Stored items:
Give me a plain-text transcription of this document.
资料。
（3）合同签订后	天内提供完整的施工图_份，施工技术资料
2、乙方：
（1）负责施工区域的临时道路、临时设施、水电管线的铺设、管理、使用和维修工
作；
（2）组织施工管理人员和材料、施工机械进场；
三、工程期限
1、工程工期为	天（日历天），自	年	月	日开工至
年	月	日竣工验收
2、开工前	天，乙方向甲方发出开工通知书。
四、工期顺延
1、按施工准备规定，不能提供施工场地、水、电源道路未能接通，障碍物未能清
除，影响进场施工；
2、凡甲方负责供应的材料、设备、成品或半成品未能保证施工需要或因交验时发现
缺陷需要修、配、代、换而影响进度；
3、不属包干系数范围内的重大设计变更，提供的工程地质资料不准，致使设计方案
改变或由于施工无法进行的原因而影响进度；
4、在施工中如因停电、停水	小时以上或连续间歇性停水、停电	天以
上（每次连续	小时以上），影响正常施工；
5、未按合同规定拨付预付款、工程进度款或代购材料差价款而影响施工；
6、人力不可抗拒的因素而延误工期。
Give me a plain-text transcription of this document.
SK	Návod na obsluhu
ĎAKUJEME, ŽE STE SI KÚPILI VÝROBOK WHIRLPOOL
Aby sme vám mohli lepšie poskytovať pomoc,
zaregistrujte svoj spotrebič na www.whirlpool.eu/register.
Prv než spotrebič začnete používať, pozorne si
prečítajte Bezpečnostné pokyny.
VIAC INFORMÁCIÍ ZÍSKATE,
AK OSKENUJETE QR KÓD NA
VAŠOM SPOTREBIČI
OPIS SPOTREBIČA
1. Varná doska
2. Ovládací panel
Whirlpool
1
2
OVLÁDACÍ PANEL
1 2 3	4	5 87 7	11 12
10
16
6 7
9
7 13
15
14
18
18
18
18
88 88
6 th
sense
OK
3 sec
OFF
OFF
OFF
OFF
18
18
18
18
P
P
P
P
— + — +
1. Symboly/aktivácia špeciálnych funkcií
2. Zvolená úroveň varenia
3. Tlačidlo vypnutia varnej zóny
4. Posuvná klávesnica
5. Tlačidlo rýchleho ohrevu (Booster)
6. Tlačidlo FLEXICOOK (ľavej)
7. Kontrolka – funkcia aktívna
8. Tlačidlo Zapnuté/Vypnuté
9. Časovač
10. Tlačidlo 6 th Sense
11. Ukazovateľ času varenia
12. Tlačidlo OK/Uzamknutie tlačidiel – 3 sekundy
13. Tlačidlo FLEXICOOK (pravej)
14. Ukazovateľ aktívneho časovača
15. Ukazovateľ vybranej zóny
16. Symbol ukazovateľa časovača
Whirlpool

Exercise task:
Identify the lines above with the word "Tlačidlo". Copy them.

In response:
3. Tlačidlo vypnutia varnej zóny
5. Tlačidlo rýchleho ohrevu (Booster)
6. Tlačidlo FLEXICOOK (ľavej)
8. Tlačidlo Zapnuté/Vypnuté
10. Tlačidlo 6 th Sense
12. Tlačidlo OK/Uzamknutie tlačidiel – 3 sekundy
13. Tlačidlo FLEXICOOK (pravej)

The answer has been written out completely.